● Goal: Find each line containing the string "respective" and return it.

● Supplied data:
>>

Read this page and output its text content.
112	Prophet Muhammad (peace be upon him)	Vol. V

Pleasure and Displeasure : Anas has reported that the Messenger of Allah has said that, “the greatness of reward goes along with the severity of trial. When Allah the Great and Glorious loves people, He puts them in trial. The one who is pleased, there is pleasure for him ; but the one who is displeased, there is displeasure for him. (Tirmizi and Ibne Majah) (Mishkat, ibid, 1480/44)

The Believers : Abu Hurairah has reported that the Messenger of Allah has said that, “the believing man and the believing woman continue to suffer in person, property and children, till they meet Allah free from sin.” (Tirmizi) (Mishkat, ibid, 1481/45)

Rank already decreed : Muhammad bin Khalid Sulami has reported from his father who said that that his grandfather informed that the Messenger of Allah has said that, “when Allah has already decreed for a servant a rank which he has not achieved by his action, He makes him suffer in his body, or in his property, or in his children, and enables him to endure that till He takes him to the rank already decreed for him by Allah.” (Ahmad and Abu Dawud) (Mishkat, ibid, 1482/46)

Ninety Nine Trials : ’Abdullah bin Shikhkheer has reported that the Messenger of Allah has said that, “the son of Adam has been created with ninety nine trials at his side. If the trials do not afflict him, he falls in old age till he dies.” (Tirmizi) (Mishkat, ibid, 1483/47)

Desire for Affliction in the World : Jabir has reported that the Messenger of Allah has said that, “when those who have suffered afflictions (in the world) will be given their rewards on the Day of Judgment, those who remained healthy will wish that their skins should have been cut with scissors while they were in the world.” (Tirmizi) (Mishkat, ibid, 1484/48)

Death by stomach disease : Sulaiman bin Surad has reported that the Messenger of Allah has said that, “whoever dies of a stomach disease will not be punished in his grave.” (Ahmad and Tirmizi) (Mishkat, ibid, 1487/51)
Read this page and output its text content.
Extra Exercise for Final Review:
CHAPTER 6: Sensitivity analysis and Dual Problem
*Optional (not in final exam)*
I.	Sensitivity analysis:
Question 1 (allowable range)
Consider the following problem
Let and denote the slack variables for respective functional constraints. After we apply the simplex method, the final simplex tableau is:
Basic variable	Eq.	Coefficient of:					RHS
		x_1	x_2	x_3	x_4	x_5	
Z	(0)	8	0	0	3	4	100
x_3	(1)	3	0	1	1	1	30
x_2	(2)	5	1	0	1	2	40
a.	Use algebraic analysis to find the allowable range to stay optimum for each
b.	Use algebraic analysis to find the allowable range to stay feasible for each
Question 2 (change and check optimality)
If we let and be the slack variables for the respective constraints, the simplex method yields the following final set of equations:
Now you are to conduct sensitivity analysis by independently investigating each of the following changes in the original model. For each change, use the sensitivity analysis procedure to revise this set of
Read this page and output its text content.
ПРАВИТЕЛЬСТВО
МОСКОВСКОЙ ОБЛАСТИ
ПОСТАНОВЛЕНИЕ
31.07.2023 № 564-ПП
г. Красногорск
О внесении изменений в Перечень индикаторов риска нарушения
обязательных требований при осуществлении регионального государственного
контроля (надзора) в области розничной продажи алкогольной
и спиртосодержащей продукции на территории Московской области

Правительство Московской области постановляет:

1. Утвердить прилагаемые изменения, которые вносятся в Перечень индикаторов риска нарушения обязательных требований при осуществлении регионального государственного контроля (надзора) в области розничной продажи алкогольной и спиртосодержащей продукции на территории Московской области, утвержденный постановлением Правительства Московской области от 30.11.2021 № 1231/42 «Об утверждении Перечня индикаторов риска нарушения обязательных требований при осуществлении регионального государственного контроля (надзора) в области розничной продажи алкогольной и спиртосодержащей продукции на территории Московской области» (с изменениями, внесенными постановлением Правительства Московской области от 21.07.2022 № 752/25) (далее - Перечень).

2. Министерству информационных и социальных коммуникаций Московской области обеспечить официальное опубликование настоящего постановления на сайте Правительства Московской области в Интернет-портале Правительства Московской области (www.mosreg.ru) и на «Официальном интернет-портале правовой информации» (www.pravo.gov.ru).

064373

<<

● Exercise result:
Let and denote the slack variables for respective functional constraints. After we apply the simplex method, the final simplex tableau is:
If we let and be the slack variables for the respective constraints, the simplex method yields the following final set of equations:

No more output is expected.